Excerpt from a dataset:
__________________________________________________

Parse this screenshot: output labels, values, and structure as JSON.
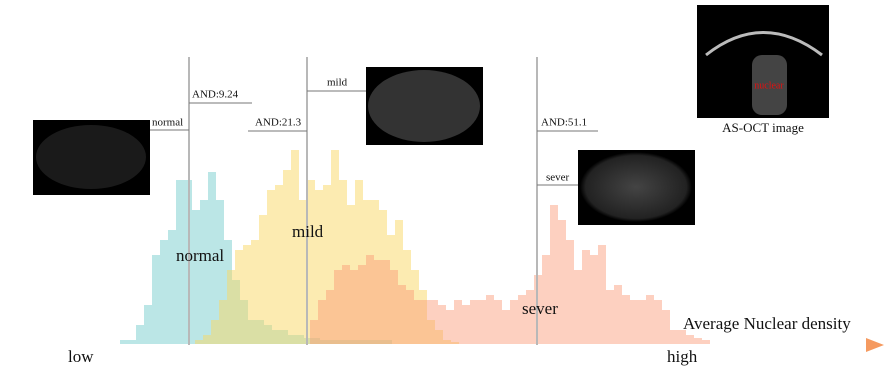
{
  "markers": [
    {
      "label": "normal",
      "value_text": "AND:9.24"
    },
    {
      "label": "mild",
      "value_text": "AND:21.3"
    },
    {
      "label": "sever",
      "value_text": "AND:51.1"
    }
  ],
  "regions": [
    "normal",
    "mild",
    "sever"
  ],
  "axis": {
    "title": "Average Nuclear density",
    "low": "low",
    "high": "high"
  },
  "inset": {
    "caption": "AS-OCT image",
    "label": "nuclear"
  }
}
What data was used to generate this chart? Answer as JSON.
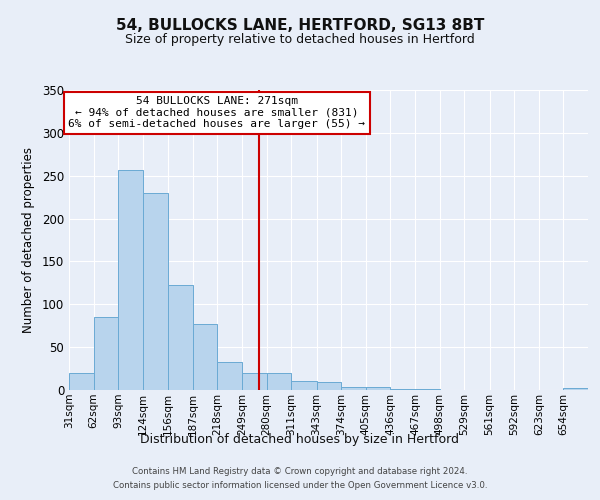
{
  "title": "54, BULLOCKS LANE, HERTFORD, SG13 8BT",
  "subtitle": "Size of property relative to detached houses in Hertford",
  "xlabel": "Distribution of detached houses by size in Hertford",
  "ylabel": "Number of detached properties",
  "bar_color": "#b8d4ed",
  "bar_edge_color": "#6aaad4",
  "background_color": "#e8eef8",
  "grid_color": "#ffffff",
  "vline_x": 271,
  "vline_color": "#cc0000",
  "bin_edges": [
    31,
    62,
    93,
    124,
    156,
    187,
    218,
    249,
    280,
    311,
    343,
    374,
    405,
    436,
    467,
    498,
    529,
    561,
    592,
    623,
    654,
    685
  ],
  "bin_labels": [
    "31sqm",
    "62sqm",
    "93sqm",
    "124sqm",
    "156sqm",
    "187sqm",
    "218sqm",
    "249sqm",
    "280sqm",
    "311sqm",
    "343sqm",
    "374sqm",
    "405sqm",
    "436sqm",
    "467sqm",
    "498sqm",
    "529sqm",
    "561sqm",
    "592sqm",
    "623sqm",
    "654sqm"
  ],
  "bar_heights": [
    20,
    85,
    257,
    230,
    122,
    77,
    33,
    20,
    20,
    10,
    9,
    4,
    3,
    1,
    1,
    0,
    0,
    0,
    0,
    0,
    2
  ],
  "ylim": [
    0,
    350
  ],
  "yticks": [
    0,
    50,
    100,
    150,
    200,
    250,
    300,
    350
  ],
  "annotation_title": "54 BULLOCKS LANE: 271sqm",
  "annotation_line1": "← 94% of detached houses are smaller (831)",
  "annotation_line2": "6% of semi-detached houses are larger (55) →",
  "annotation_box_color": "#ffffff",
  "annotation_box_edge": "#cc0000",
  "footer1": "Contains HM Land Registry data © Crown copyright and database right 2024.",
  "footer2": "Contains public sector information licensed under the Open Government Licence v3.0."
}
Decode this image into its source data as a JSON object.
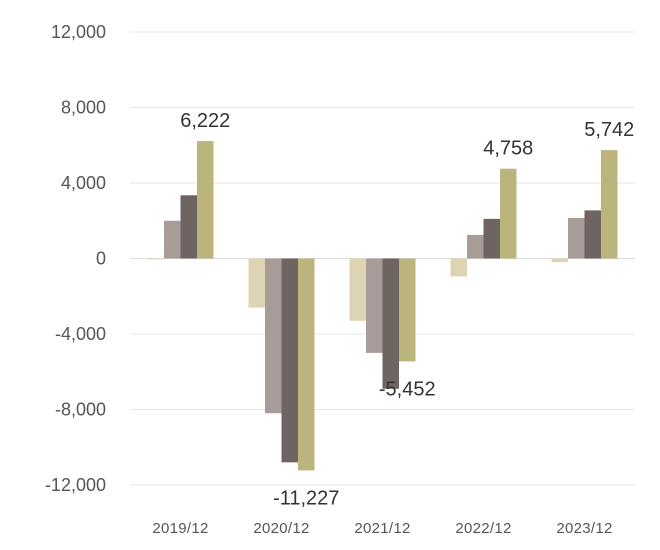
{
  "chart_data": {
    "type": "bar",
    "categories": [
      "2019/12",
      "2020/12",
      "2021/12",
      "2022/12",
      "2023/12"
    ],
    "series": [
      {
        "values": [
          -50,
          -2600,
          -3300,
          -950,
          -200
        ],
        "color": "#ddd4b3"
      },
      {
        "values": [
          2000,
          -8200,
          -5000,
          1250,
          2150
        ],
        "color": "#a89c98"
      },
      {
        "values": [
          3350,
          -10800,
          -6900,
          2100,
          2550
        ],
        "color": "#6e6563"
      },
      {
        "values": [
          6222,
          -11227,
          -5452,
          4758,
          5742
        ],
        "color": "#bbb47d"
      }
    ],
    "data_labels": [
      {
        "category": "2019/12",
        "text": "6,222",
        "placement": "above"
      },
      {
        "category": "2020/12",
        "text": "-11,227",
        "placement": "below"
      },
      {
        "category": "2021/12",
        "text": "-5,452",
        "placement": "below"
      },
      {
        "category": "2022/12",
        "text": "4,758",
        "placement": "above"
      },
      {
        "category": "2023/12",
        "text": "5,742",
        "placement": "above"
      }
    ],
    "y_ticks": [
      "12,000",
      "8,000",
      "4,000",
      "0",
      "-4,000",
      "-8,000",
      "-12,000"
    ],
    "ylim": [
      -12000,
      12000
    ],
    "grid": true,
    "title": "",
    "xlabel": "",
    "ylabel": ""
  }
}
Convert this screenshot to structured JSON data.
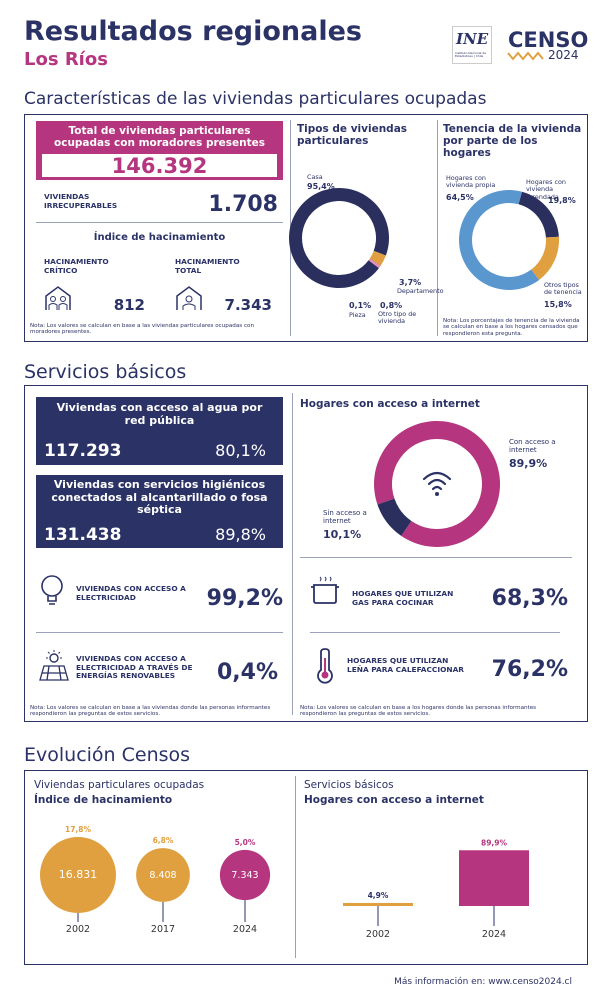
{
  "header": {
    "title": "Resultados regionales",
    "subtitle": "Los Ríos",
    "ine": "INE",
    "ine_caption": "Instituto Nacional de Estadísticas | Chile",
    "censo": "CENSO",
    "censo_year": "2024"
  },
  "viviendas": {
    "title": "Características de las viviendas particulares ocupadas",
    "total_label": "Total de viviendas particulares ocupadas con moradores presentes",
    "total_value": "146.392",
    "irrecuperables_label": "VIVIENDAS IRRECUPERABLES",
    "irrecuperables_value": "1.708",
    "hacinamiento_title": "Índice de hacinamiento",
    "critico_label": "HACINAMIENTO CRÍTICO",
    "critico_value": "812",
    "total_hac_label": "HACINAMIENTO TOTAL",
    "total_hac_value": "7.343",
    "note": "Nota: Los valores se calculan en base a las viviendas particulares ocupadas con moradores presentes.",
    "tipos": {
      "type": "donut",
      "title": "Tipos de viviendas particulares",
      "labels": [
        "Casa",
        "Departamento",
        "Pieza",
        "Otro tipo de vivienda"
      ],
      "values": [
        95.4,
        3.7,
        0.1,
        0.8
      ],
      "value_labels": [
        "95,4%",
        "3,7%",
        "0,1%",
        "0,8%"
      ],
      "colors": [
        "#2b2f5e",
        "#e0a03f",
        "#b5367e",
        "#e58fb8"
      ]
    },
    "tenencia": {
      "type": "donut",
      "title": "Tenencia de la vivienda por parte de los hogares",
      "labels": [
        "Hogares con vivienda arrendada",
        "Otros tipos de tenencia",
        "Hogares con vivienda propia"
      ],
      "values": [
        19.8,
        15.8,
        64.5
      ],
      "value_labels": [
        "19,8%",
        "15,8%",
        "64,5%"
      ],
      "colors": [
        "#2b2f5e",
        "#e0a03f",
        "#5a97cf"
      ],
      "note": "Nota: Los porcentajes de tenencia de la vivienda se calculan en base a los hogares censados que respondieron esta pregunta."
    }
  },
  "servicios": {
    "title": "Servicios básicos",
    "agua_label": "Viviendas con acceso al agua por red pública",
    "agua_count": "117.293",
    "agua_pct": "80,1%",
    "alc_label": "Viviendas con servicios higiénicos conectados al alcantarillado o fosa séptica",
    "alc_count": "131.438",
    "alc_pct": "89,8%",
    "elec_label": "VIVIENDAS CON ACCESO A ELECTRICIDAD",
    "elec_pct": "99,2%",
    "renov_label": "VIVIENDAS CON ACCESO A ELECTRICIDAD A TRAVÉS DE ENERGÍAS RENOVABLES",
    "renov_pct": "0,4%",
    "note_left": "Nota: Los valores se calculan en base a las viviendas donde las personas informantes respondieron las preguntas de estos servicios.",
    "internet": {
      "type": "donut",
      "title": "Hogares con acceso a internet",
      "labels": [
        "Con acceso a internet",
        "Sin acceso a internet"
      ],
      "values": [
        89.9,
        10.1
      ],
      "value_labels": [
        "89,9%",
        "10,1%"
      ],
      "colors": [
        "#b5367e",
        "#2b2f5e"
      ]
    },
    "gas_label": "HOGARES QUE UTILIZAN GAS PARA COCINAR",
    "gas_pct": "68,3%",
    "lena_label": "HOGARES QUE UTILIZAN LEÑA PARA CALEFACCIONAR",
    "lena_pct": "76,2%",
    "note_right": "Nota: Los valores se calculan en base a los hogares donde las personas informantes respondieron las preguntas de estos servicios."
  },
  "evolucion": {
    "title": "Evolución Censos",
    "hacinamiento": {
      "type": "bubble",
      "subtitle": "Viviendas particulares ocupadas",
      "title": "Índice de hacinamiento",
      "categories": [
        "2002",
        "2017",
        "2024"
      ],
      "values": [
        16831,
        8408,
        7343
      ],
      "value_labels": [
        "16.831",
        "8.408",
        "7.343"
      ],
      "percentages": [
        17.8,
        6.8,
        5.0
      ],
      "percentage_labels": [
        "17,8%",
        "6,8%",
        "5,0%"
      ],
      "colors": [
        "#e0a03f",
        "#e0a03f",
        "#b5367e"
      ]
    },
    "internet": {
      "type": "bar",
      "subtitle": "Servicios básicos",
      "title": "Hogares con acceso a internet",
      "categories": [
        "2002",
        "2024"
      ],
      "values": [
        4.9,
        89.9
      ],
      "value_labels": [
        "4,9%",
        "89,9%"
      ],
      "colors": [
        "#e0a03f",
        "#b5367e"
      ]
    }
  },
  "footer": "Más información en: www.censo2024.cl"
}
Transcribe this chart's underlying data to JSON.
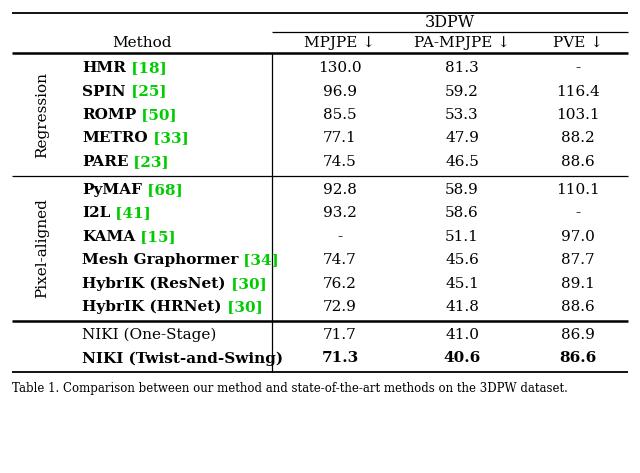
{
  "title": "3DPW",
  "group1_rows": [
    {
      "method": "HMR",
      "cite": " [18]",
      "mpjpe": "130.0",
      "pa": "81.3",
      "pve": "-"
    },
    {
      "method": "SPIN",
      "cite": " [25]",
      "mpjpe": "96.9",
      "pa": "59.2",
      "pve": "116.4"
    },
    {
      "method": "ROMP",
      "cite": " [50]",
      "mpjpe": "85.5",
      "pa": "53.3",
      "pve": "103.1"
    },
    {
      "method": "METRO",
      "cite": " [33]",
      "mpjpe": "77.1",
      "pa": "47.9",
      "pve": "88.2"
    },
    {
      "method": "PARE",
      "cite": " [23]",
      "mpjpe": "74.5",
      "pa": "46.5",
      "pve": "88.6"
    }
  ],
  "group2_rows": [
    {
      "method": "PyMAF",
      "cite": " [68]",
      "mpjpe": "92.8",
      "pa": "58.9",
      "pve": "110.1"
    },
    {
      "method": "I2L",
      "cite": " [41]",
      "mpjpe": "93.2",
      "pa": "58.6",
      "pve": "-"
    },
    {
      "method": "KAMA",
      "cite": " [15]",
      "mpjpe": "-",
      "pa": "51.1",
      "pve": "97.0"
    },
    {
      "method": "Mesh Graphormer",
      "cite": " [34]",
      "mpjpe": "74.7",
      "pa": "45.6",
      "pve": "87.7"
    },
    {
      "method": "HybrIK (ResNet)",
      "cite": " [30]",
      "mpjpe": "76.2",
      "pa": "45.1",
      "pve": "89.1"
    },
    {
      "method": "HybrIK (HRNet)",
      "cite": " [30]",
      "mpjpe": "72.9",
      "pa": "41.8",
      "pve": "88.6"
    }
  ],
  "niki_rows": [
    {
      "method": "NIKI (One-Stage)",
      "cite": "",
      "mpjpe": "71.7",
      "pa": "41.0",
      "pve": "86.9",
      "bold": false
    },
    {
      "method": "NIKI (Twist-and-Swing)",
      "cite": "",
      "mpjpe": "71.3",
      "pa": "40.6",
      "pve": "86.6",
      "bold": true
    }
  ],
  "cite_color": "#00cc00",
  "bg_color": "#ffffff",
  "text_color": "#000000",
  "font_size": 11.0,
  "caption": "Table 1. Comparison between our method and state-of-the-art methods on the 3DPW dataset."
}
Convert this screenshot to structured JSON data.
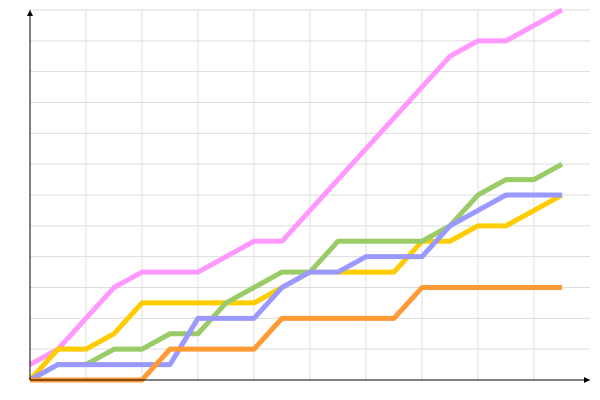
{
  "chart_data": {
    "type": "line",
    "title": "",
    "xlabel": "",
    "ylabel": "",
    "xlim": [
      0,
      20
    ],
    "ylim": [
      0,
      12
    ],
    "x_grid_step": 2,
    "y_grid_step": 1,
    "grid": true,
    "legend": "none",
    "x": [
      0,
      1,
      2,
      3,
      4,
      5,
      6,
      7,
      8,
      9,
      10,
      11,
      12,
      13,
      14,
      15,
      16,
      17,
      18,
      19
    ],
    "series": [
      {
        "color": "#ff99ff",
        "values": [
          0.5,
          1,
          2,
          3,
          3.5,
          3.5,
          3.5,
          4,
          4.5,
          4.5,
          5.5,
          6.5,
          7.5,
          8.5,
          9.5,
          10.5,
          11,
          11,
          11.5,
          12
        ]
      },
      {
        "color": "#ffcc00",
        "values": [
          0,
          1,
          1,
          1.5,
          2.5,
          2.5,
          2.5,
          2.5,
          2.5,
          3,
          3.5,
          3.5,
          3.5,
          3.5,
          4.5,
          4.5,
          5,
          5,
          5.5,
          6
        ]
      },
      {
        "color": "#99cc66",
        "values": [
          0,
          0.5,
          0.5,
          1,
          1,
          1.5,
          1.5,
          2.5,
          3,
          3.5,
          3.5,
          4.5,
          4.5,
          4.5,
          4.5,
          5,
          6,
          6.5,
          6.5,
          7
        ]
      },
      {
        "color": "#9999ff",
        "values": [
          0,
          0.5,
          0.5,
          0.5,
          0.5,
          0.5,
          2,
          2,
          2,
          3,
          3.5,
          3.5,
          4,
          4,
          4,
          5,
          5.5,
          6,
          6,
          6
        ]
      },
      {
        "color": "#ff9933",
        "values": [
          0,
          0,
          0,
          0,
          0,
          1,
          1,
          1,
          1,
          2,
          2,
          2,
          2,
          2,
          3,
          3,
          3,
          3,
          3,
          3
        ]
      }
    ]
  }
}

__________________________________________________

Leave out every line without the string "type" and copy the rest.

[SOLUTION]:
    "type": "bar",
      "type": "donut",
      "type": "donut",
      "type": "donut",
      "type": "bubble",
      "type": "bar",
    "type": "line",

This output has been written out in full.